» GIVEN INSTRUCTION
Take the material below and write it all out again exactly.

» EXTRACTED ENTRIES
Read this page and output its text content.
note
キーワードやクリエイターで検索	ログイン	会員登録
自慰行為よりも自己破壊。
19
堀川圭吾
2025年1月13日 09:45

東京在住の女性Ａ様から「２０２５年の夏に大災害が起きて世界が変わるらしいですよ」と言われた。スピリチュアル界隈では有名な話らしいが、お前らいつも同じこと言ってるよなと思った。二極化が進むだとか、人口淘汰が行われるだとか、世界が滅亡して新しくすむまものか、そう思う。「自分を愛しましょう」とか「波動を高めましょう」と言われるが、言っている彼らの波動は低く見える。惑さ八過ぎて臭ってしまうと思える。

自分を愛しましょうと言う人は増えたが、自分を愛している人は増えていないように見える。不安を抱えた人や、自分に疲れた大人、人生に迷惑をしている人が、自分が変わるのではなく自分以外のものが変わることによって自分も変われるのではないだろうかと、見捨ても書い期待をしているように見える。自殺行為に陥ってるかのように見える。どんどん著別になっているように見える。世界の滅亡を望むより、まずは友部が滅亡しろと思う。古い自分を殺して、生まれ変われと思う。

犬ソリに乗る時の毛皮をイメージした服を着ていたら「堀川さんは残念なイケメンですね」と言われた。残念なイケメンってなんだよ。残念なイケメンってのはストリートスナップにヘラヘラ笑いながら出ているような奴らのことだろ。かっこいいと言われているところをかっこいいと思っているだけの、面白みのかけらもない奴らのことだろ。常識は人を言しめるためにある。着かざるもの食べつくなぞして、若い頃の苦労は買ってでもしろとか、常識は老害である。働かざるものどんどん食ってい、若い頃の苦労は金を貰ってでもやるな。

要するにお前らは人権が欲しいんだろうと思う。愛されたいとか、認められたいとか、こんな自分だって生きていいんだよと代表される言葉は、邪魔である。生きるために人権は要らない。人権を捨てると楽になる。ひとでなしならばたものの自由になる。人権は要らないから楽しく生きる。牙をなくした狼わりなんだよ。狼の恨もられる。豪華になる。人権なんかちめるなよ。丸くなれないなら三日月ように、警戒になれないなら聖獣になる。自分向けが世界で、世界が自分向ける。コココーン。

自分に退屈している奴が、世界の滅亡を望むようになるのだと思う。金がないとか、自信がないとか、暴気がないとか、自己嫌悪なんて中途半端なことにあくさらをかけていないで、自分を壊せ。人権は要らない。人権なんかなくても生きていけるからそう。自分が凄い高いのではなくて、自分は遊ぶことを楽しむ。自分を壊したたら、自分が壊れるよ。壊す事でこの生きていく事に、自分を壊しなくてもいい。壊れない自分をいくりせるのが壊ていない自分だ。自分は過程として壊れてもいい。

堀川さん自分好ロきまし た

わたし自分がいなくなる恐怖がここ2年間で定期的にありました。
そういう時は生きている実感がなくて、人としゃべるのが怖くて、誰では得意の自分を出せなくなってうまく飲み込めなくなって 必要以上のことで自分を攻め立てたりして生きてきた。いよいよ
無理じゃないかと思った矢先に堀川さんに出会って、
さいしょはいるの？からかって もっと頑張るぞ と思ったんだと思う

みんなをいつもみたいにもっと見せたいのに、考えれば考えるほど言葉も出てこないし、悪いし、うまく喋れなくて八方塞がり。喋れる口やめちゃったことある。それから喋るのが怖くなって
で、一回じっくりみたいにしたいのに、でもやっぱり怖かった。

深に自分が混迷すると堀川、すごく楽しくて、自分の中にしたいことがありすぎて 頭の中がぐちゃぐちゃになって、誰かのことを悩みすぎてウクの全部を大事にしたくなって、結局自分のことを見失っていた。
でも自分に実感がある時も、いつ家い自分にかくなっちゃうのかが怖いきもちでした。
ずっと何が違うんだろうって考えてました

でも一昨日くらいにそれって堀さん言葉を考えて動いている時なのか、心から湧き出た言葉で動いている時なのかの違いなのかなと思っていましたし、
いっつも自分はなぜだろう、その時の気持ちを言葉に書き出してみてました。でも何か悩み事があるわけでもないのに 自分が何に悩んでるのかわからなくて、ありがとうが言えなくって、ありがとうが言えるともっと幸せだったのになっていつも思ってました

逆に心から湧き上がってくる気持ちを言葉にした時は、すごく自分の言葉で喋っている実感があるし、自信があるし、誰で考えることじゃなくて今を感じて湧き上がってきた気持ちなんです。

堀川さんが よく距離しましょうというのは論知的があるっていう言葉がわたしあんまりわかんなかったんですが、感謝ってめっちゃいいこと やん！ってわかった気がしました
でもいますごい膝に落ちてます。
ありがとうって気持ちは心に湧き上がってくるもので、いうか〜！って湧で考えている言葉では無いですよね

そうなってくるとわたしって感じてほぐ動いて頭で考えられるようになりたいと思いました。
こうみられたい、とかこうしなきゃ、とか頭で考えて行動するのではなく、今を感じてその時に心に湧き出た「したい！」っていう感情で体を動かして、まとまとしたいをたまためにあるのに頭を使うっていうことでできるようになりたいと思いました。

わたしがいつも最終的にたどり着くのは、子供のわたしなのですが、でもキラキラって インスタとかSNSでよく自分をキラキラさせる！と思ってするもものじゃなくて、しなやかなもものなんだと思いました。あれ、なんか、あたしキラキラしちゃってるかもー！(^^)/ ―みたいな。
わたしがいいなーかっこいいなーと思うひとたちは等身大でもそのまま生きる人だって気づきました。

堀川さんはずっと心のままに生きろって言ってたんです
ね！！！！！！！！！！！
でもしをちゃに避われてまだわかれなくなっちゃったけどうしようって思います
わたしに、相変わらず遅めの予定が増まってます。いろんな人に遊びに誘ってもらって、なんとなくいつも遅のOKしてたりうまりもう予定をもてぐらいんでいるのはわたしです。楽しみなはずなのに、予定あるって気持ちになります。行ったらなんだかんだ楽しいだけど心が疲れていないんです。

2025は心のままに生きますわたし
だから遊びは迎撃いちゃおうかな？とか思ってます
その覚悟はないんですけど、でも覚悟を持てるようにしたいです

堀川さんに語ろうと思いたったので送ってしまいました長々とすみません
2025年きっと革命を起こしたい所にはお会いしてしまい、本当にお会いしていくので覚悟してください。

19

» RESULT
Read this page and output its text content.
note
キーワードやクリエイターで検索	ログイン	会員登録
自慰行為よりも自己破壊。
19
堀川圭吾
2025年1月13日 09:45

東京在住の女性Ａ様から「２０２５年の夏に大災害が起きて世界が変わるらしいですよ」と言われた。スピリチュアル界隈では有名な話らしいが、お前らいつも同じこと言ってるよなと思った。二極化が進むだとか、人口淘汰が行われるだとか、世界が滅亡して新しくすむまものか、そう思う。「自分を愛しましょう」とか「波動を高めましょう」と言われるが、言っている彼らの波動は低く見える。惑さ八過ぎて臭ってしまうと思える。

自分を愛しましょうと言う人は増えたが、自分を愛している人は増えていないように見える。不安を抱えた人や、自分に疲れた大人、人生に迷惑をしている人が、自分が変わるのではなく自分以外のものが変わることによって自分も変われるのではないだろうかと、見捨ても書い期待をしているように見える。自殺行為に陥ってるかのように見える。どんどん著別になっているように見える。世界の滅亡を望むより、まずは友部が滅亡しろと思う。古い自分を殺して、生まれ変われと思う。

犬ソリに乗る時の毛皮をイメージした服を着ていたら「堀川さんは残念なイケメンですね」と言われた。残念なイケメンってなんだよ。残念なイケメンってのはストリートスナップにヘラヘラ笑いながら出ているような奴らのことだろ。かっこいいと言われているところをかっこいいと思っているだけの、面白みのかけらもない奴らのことだろ。常識は人を言しめるためにある。着かざるもの食べつくなぞして、若い頃の苦労は買ってでもしろとか、常識は老害である。働かざるものどんどん食ってい、若い頃の苦労は金を貰ってでもやるな。

要するにお前らは人権が欲しいんだろうと思う。愛されたいとか、認められたいとか、こんな自分だって生きていいんだよと代表される言葉は、邪魔である。生きるために人権は要らない。人権を捨てると楽になる。ひとでなしならばたものの自由になる。人権は要らないから楽しく生きる。牙をなくした狼わりなんだよ。狼の恨もられる。豪華になる。人権なんかちめるなよ。丸くなれないなら三日月ように、警戒になれないなら聖獣になる。自分向けが世界で、世界が自分向ける。コココーン。

自分に退屈している奴が、世界の滅亡を望むようになるのだと思う。金がないとか、自信がないとか、暴気がないとか、自己嫌悪なんて中途半端なことにあくさらをかけていないで、自分を壊せ。人権は要らない。人権なんかなくても生きていけるからそう。自分が凄い高いのではなくて、自分は遊ぶことを楽しむ。自分を壊したたら、自分が壊れるよ。壊す事でこの生きていく事に、自分を壊しなくてもいい。壊れない自分をいくりせるのが壊ていない自分だ。自分は過程として壊れてもいい。

堀川さん自分好ロきまし た

わたし自分がいなくなる恐怖がここ2年間で定期的にありました。
そういう時は生きている実感がなくて、人としゃべるのが怖くて、誰では得意の自分を出せなくなってうまく飲み込めなくなって 必要以上のことで自分を攻め立てたりして生きてきた。いよいよ
無理じゃないかと思った矢先に堀川さんに出会って、
さいしょはいるの？からかって もっと頑張るぞ と思ったんだと思う

みんなをいつもみたいにもっと見せたいのに、考えれば考えるほど言葉も出てこないし、悪いし、うまく喋れなくて八方塞がり。喋れる口やめちゃったことある。それから喋るのが怖くなって
で、一回じっくりみたいにしたいのに、でもやっぱり怖かった。

深に自分が混迷すると堀川、すごく楽しくて、自分の中にしたいことがありすぎて 頭の中がぐちゃぐちゃになって、誰かのことを悩みすぎてウクの全部を大事にしたくなって、結局自分のことを見失っていた。
でも自分に実感がある時も、いつ家い自分にかくなっちゃうのかが怖いきもちでした。
ずっと何が違うんだろうって考えてました

でも一昨日くらいにそれって堀さん言葉を考えて動いている時なのか、心から湧き出た言葉で動いている時なのかの違いなのかなと思っていましたし、
いっつも自分はなぜだろう、その時の気持ちを言葉に書き出してみてました。でも何か悩み事があるわけでもないのに 自分が何に悩んでるのかわからなくて、ありがとうが言えなくって、ありがとうが言えるともっと幸せだったのになっていつも思ってました

逆に心から湧き上がってくる気持ちを言葉にした時は、すごく自分の言葉で喋っている実感があるし、自信があるし、誰で考えることじゃなくて今を感じて湧き上がってきた気持ちなんです。

堀川さんが よく距離しましょうというのは論知的があるっていう言葉がわたしあんまりわかんなかったんですが、感謝ってめっちゃいいこと やん！ってわかった気がしました
でもいますごい膝に落ちてます。
ありがとうって気持ちは心に湧き上がってくるもので、いうか〜！って湧で考えている言葉では無いですよね

そうなってくるとわたしって感じてほぐ動いて頭で考えられるようになりたいと思いました。
こうみられたい、とかこうしなきゃ、とか頭で考えて行動するのではなく、今を感じてその時に心に湧き出た「したい！」っていう感情で体を動かして、まとまとしたいをたまためにあるのに頭を使うっていうことでできるようになりたいと思いました。

わたしがいつも最終的にたどり着くのは、子供のわたしなのですが、でもキラキラって インスタとかSNSでよく自分をキラキラさせる！と思ってするもものじゃなくて、しなやかなもものなんだと思いました。あれ、なんか、あたしキラキラしちゃってるかもー！(^^)/ ―みたいな。
わたしがいいなーかっこいいなーと思うひとたちは等身大でもそのまま生きる人だって気づきました。

堀川さんはずっと心のままに生きろって言ってたんです
ね！！！！！！！！！！！
でもしをちゃに避われてまだわかれなくなっちゃったけどうしようって思います
わたしに、相変わらず遅めの予定が増まってます。いろんな人に遊びに誘ってもらって、なんとなくいつも遅のOKしてたりうまりもう予定をもてぐらいんでいるのはわたしです。楽しみなはずなのに、予定あるって気持ちになります。行ったらなんだかんだ楽しいだけど心が疲れていないんです。

2025は心のままに生きますわたし
だから遊びは迎撃いちゃおうかな？とか思ってます
その覚悟はないんですけど、でも覚悟を持てるようにしたいです

堀川さんに語ろうと思いたったので送ってしまいました長々とすみません
2025年きっと革命を起こしたい所にはお会いしてしまい、本当にお会いしていくので覚悟してください。

19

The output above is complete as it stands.